■ What you are asked to do ■
Look through the data below and count each line where the word "Clear" appears. Reply with the count alone.

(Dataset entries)
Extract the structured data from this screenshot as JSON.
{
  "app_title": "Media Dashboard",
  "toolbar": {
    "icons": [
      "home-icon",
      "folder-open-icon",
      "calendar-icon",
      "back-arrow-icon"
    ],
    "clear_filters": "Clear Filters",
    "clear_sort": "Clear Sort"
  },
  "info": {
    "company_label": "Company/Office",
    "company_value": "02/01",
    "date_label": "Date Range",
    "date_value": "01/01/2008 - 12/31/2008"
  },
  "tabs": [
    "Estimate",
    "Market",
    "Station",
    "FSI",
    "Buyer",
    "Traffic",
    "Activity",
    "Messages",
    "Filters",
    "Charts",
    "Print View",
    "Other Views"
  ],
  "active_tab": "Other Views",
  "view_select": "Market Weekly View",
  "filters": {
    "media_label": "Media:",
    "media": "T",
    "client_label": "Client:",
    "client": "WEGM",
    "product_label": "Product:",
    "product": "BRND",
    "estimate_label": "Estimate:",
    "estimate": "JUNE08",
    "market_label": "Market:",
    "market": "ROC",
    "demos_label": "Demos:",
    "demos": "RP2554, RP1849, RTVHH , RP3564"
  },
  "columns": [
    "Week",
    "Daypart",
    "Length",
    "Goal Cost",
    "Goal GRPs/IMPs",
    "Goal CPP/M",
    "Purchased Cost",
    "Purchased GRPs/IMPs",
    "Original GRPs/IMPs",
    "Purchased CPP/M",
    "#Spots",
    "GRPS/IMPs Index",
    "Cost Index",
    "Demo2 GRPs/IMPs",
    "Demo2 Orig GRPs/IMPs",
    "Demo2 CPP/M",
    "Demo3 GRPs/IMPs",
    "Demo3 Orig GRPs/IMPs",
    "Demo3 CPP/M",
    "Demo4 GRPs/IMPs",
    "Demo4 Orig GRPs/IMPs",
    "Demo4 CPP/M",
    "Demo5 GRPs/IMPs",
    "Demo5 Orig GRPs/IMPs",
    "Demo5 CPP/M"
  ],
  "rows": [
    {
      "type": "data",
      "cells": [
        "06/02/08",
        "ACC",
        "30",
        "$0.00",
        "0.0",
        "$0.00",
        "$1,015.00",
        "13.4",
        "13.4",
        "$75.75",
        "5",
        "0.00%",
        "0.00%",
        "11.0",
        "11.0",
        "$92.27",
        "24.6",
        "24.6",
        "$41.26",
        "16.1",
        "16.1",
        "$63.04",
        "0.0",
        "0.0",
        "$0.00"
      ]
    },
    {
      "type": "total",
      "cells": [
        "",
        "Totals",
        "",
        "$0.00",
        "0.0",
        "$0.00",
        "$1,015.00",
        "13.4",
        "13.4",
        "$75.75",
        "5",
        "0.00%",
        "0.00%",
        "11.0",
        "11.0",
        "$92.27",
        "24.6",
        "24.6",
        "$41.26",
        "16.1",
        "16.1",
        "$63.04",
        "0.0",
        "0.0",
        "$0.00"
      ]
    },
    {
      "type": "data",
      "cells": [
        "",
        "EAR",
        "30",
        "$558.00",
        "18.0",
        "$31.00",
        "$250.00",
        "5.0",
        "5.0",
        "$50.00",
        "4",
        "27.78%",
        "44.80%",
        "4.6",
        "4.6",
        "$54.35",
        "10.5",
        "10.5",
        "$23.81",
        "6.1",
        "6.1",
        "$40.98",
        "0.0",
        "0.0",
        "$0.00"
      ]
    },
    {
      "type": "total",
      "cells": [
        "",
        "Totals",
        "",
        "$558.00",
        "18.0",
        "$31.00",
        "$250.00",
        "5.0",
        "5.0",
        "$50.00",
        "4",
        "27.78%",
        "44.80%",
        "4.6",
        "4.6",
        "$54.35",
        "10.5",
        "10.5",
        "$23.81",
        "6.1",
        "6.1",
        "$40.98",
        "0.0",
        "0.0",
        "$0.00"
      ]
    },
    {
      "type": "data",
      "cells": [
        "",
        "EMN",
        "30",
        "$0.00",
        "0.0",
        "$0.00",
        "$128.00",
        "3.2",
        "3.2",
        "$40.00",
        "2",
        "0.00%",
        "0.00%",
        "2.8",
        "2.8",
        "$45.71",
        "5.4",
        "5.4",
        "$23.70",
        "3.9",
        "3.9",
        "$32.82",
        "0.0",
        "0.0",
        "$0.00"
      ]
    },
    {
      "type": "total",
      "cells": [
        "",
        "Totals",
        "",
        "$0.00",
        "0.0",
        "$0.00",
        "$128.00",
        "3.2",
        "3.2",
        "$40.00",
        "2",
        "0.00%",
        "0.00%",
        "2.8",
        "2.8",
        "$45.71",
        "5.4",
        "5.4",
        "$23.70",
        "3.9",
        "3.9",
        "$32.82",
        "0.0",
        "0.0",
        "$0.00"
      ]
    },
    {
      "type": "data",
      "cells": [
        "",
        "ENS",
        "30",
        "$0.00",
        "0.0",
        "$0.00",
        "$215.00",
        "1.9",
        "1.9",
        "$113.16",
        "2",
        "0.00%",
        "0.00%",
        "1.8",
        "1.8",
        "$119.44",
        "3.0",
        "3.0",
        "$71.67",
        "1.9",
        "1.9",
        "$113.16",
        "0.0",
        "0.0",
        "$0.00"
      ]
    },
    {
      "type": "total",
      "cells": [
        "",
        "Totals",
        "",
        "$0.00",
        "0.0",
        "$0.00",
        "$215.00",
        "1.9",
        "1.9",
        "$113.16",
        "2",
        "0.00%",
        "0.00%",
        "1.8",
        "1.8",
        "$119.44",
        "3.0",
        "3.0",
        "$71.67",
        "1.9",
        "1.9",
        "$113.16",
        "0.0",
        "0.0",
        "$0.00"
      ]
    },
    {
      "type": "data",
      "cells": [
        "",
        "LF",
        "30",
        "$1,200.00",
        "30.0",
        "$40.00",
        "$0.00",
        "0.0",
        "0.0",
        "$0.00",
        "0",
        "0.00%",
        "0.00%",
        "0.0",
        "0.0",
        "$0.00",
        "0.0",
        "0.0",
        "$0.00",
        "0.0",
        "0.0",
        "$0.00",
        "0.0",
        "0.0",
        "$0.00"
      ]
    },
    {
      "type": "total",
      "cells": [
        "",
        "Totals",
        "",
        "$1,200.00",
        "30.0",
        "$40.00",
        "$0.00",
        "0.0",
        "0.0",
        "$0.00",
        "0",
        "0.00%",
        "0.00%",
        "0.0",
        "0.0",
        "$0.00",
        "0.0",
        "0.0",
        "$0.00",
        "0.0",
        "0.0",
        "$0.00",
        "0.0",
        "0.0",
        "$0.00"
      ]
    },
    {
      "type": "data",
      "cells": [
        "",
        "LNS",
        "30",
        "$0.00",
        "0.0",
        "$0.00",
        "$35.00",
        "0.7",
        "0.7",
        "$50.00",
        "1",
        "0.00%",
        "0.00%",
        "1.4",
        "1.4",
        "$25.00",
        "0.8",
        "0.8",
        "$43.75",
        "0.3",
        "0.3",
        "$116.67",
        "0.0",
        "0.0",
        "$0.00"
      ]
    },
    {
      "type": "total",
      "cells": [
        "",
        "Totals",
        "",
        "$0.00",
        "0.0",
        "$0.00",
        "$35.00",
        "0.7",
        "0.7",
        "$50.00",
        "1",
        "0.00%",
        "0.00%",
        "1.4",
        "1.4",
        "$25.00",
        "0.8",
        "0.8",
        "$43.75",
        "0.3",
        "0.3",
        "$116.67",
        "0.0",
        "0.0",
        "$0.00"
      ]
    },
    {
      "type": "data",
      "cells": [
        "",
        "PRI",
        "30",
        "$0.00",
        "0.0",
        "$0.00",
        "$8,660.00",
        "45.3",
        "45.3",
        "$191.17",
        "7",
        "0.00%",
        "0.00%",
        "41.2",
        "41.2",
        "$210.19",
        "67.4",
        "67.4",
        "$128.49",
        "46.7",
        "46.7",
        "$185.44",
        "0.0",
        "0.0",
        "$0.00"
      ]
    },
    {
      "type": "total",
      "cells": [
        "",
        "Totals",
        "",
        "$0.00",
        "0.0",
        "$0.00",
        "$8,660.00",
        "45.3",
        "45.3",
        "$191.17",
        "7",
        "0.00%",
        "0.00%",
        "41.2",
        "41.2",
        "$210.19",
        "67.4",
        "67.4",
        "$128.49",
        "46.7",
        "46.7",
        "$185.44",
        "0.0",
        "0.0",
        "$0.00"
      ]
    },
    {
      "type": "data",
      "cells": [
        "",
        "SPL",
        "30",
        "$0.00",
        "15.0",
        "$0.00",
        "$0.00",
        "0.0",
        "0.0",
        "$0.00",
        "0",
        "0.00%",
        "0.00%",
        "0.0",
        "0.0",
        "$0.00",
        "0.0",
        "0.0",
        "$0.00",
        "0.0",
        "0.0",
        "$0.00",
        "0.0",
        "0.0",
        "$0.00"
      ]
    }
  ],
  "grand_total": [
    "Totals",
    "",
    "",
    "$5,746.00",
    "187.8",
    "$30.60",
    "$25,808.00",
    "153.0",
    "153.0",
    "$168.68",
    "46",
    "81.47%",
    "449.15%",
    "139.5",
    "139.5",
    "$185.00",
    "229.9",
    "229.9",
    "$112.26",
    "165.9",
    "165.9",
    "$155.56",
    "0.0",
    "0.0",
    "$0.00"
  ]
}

■ Answer below ■
2